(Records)
** start **

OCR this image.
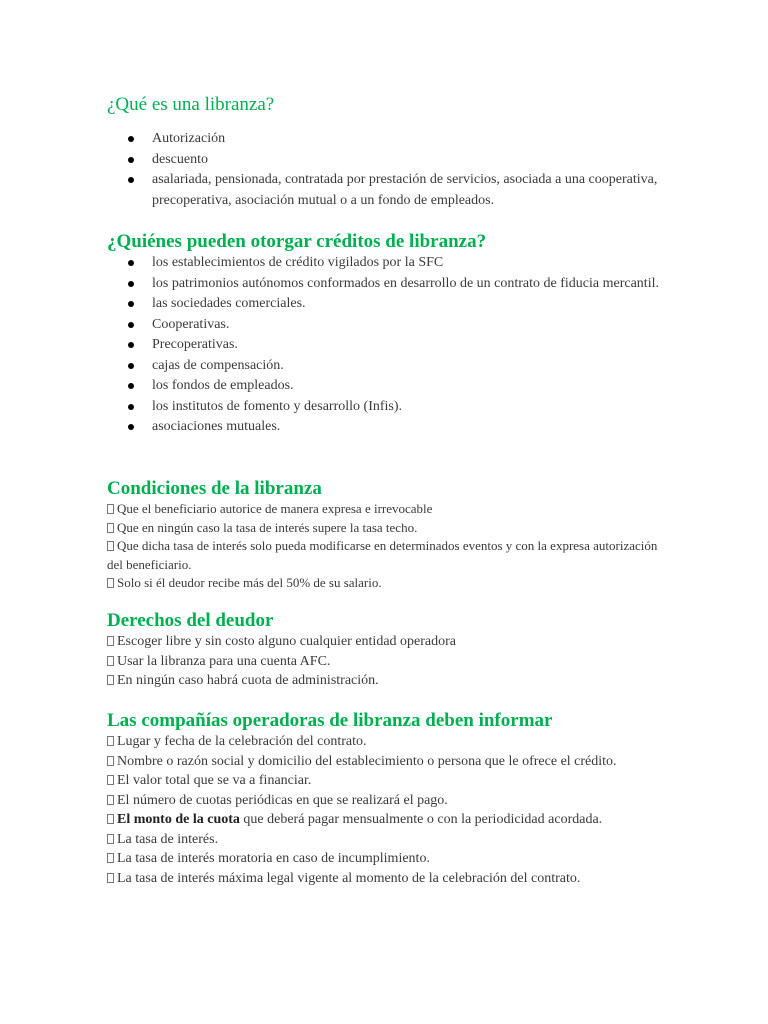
¿Qué es una libranza?
Autorización
descuento
asalariada, pensionada, contratada por prestación de servicios, asociada a una cooperativa, precoperativa, asociación mutual o a un fondo de empleados.
¿Quiénes pueden otorgar créditos de libranza?
los establecimientos de crédito vigilados por la SFC
los patrimonios autónomos conformados en desarrollo de un contrato de fiducia mercantil.
las sociedades comerciales.
Cooperativas.
Precoperativas.
cajas de compensación.
los fondos de empleados.
los institutos de fomento y desarrollo (Infis).
asociaciones mutuales.
Condiciones de la libranza

Que el beneficiario autorice de manera expresa e irrevocable

Que en ningún caso la tasa de interés supere la tasa techo.

Que dicha tasa de interés solo pueda modificarse en determinados eventos y con la expresa autorización del beneficiario.

Solo si él deudor recibe más del 50% de su salario.

Derechos del deudor

Escoger libre y sin costo alguno cualquier entidad operadora

Usar la libranza para una cuenta AFC.

En ningún caso habrá cuota de administración.

Las compañías operadoras de libranza deben informar

Lugar y fecha de la celebración del contrato.

Nombre o razón social y domicilio del establecimiento o persona que le ofrece el crédito.

El valor total que se va a financiar.

El número de cuotas periódicas en que se realizará el pago.

El monto de la cuota que deberá pagar mensualmente o con la periodicidad acordada.

La tasa de interés.

La tasa de interés moratoria en caso de incumplimiento.

La tasa de interés máxima legal vigente al momento de la celebración del contrato.
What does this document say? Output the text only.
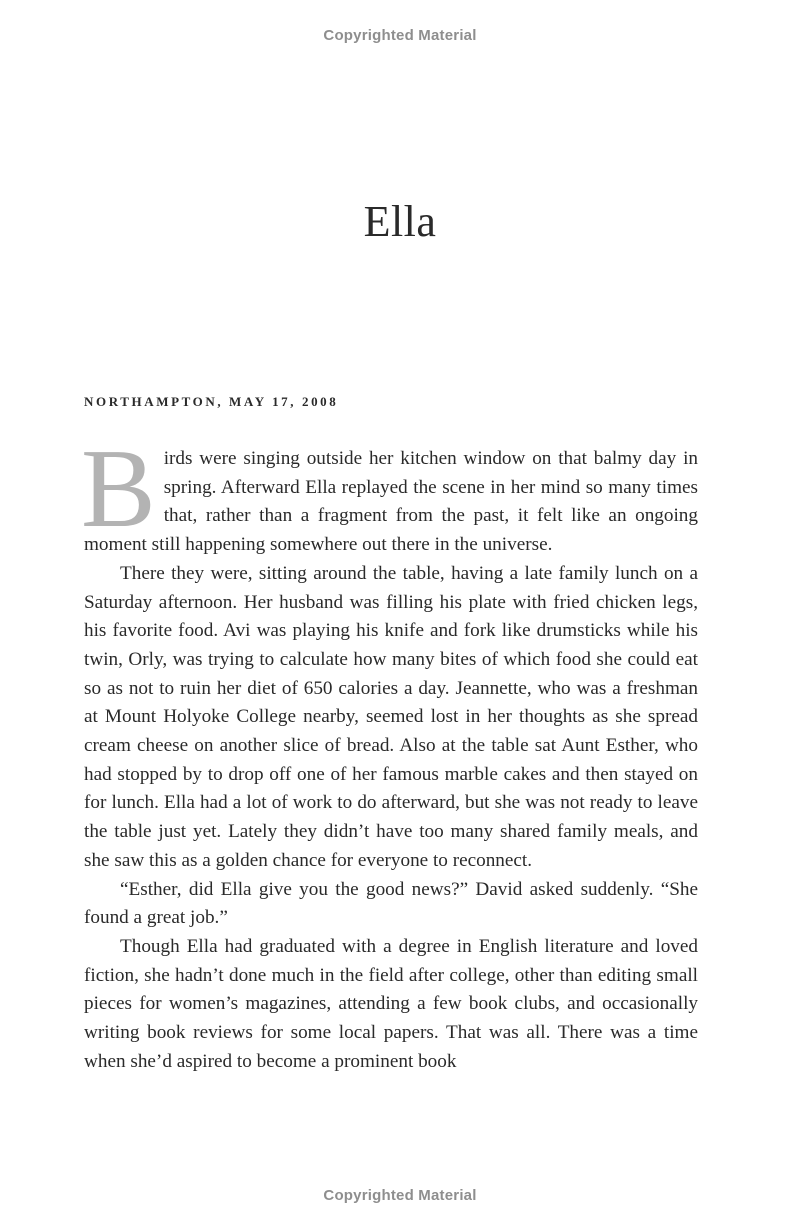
Copyrighted Material
Ella
NORTHAMPTON, MAY 17, 2008

Birds were singing outside her kitchen window on that balmy day in spring. Afterward Ella replayed the scene in her mind so many times that, rather than a fragment from the past, it felt like an ongoing moment still happening somewhere out there in the universe.

There they were, sitting around the table, having a late family lunch on a Saturday afternoon. Her husband was filling his plate with fried chicken legs, his favorite food. Avi was playing his knife and fork like drumsticks while his twin, Orly, was trying to calculate how many bites of which food she could eat so as not to ruin her diet of 650 calories a day. Jeannette, who was a freshman at Mount Holyoke College nearby, seemed lost in her thoughts as she spread cream cheese on another slice of bread. Also at the table sat Aunt Esther, who had stopped by to drop off one of her famous marble cakes and then stayed on for lunch. Ella had a lot of work to do afterward, but she was not ready to leave the table just yet. Lately they didn’t have too many shared family meals, and she saw this as a golden chance for everyone to reconnect.

“Esther, did Ella give you the good news?” David asked suddenly. “She found a great job.”

Though Ella had graduated with a degree in English literature and loved fiction, she hadn’t done much in the field after college, other than editing small pieces for women’s magazines, attending a few book clubs, and occasionally writing book reviews for some local papers. That was all. There was a time when she’d aspired to become a prominent book

Copyrighted Material
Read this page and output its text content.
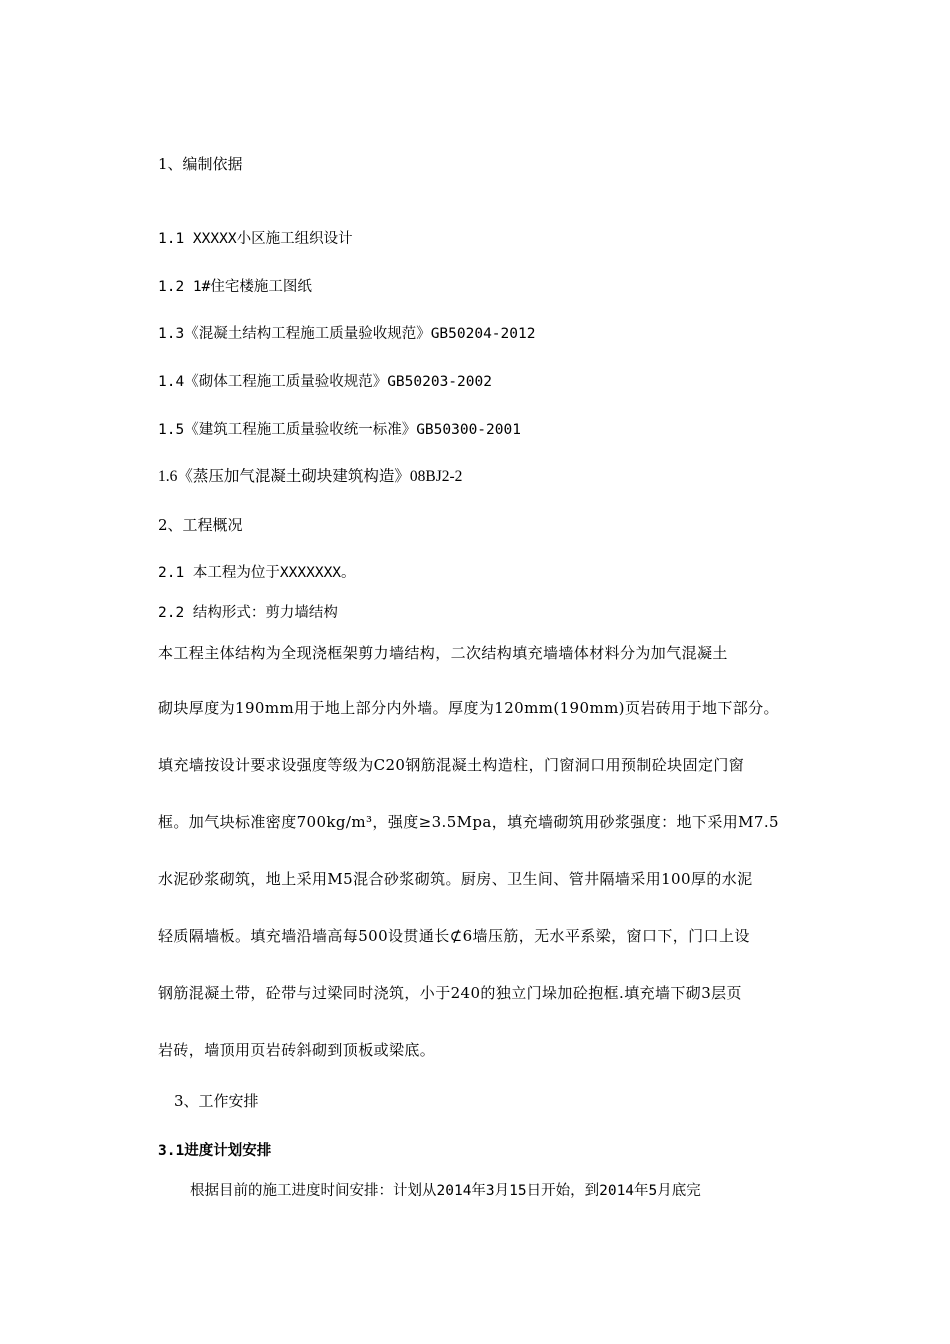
1、编制依据
1.1 XXXXX小区施工组织设计
1.2 1#住宅楼施工图纸
1.3《混凝土结构工程施工质量验收规范》GB50204-2012
1.4《砌体工程施工质量验收规范》GB50203-2002
1.5《建筑工程施工质量验收统一标准》GB50300-2001
1.6《蒸压加气混凝土砌块建筑构造》08BJ2-2
2、工程概况
2.1 本工程为位于XXXXXXX。
2.2 结构形式：剪力墙结构
本工程主体结构为全现浇框架剪力墙结构，二次结构填充墙墙体材料分为加气混凝土
砌块厚度为190mm用于地上部分内外墙。厚度为120mm(190mm)页岩砖用于地下部分。
填充墙按设计要求设强度等级为C20钢筋混凝土构造柱，门窗洞口用预制砼块固定门窗
框。加气块标准密度700kg/m³，强度≥3.5Mpa，填充墙砌筑用砂浆强度：地下采用M7.5
水泥砂浆砌筑，地上采用M5混合砂浆砌筑。厨房、卫生间、管井隔墙采用100厚的水泥
轻质隔墙板。填充墙沿墙高每500设贯通长⊄6墙压筋，无水平系梁，窗口下，门口上设
钢筋混凝土带，砼带与过梁同时浇筑，小于240的独立门垛加砼抱框.填充墙下砌3层页
岩砖，墙顶用页岩砖斜砌到顶板或梁底。
3、工作安排
3.1进度计划安排
根据目前的施工进度时间安排：计划从2014年3月15日开始，到2014年5月底完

** end **

» **WHAT TO PRODUCE**
Lines that include the word "celebración" — how many are there in the data? Answer with the number alone.

» **WRITTEN SOLUTION**
2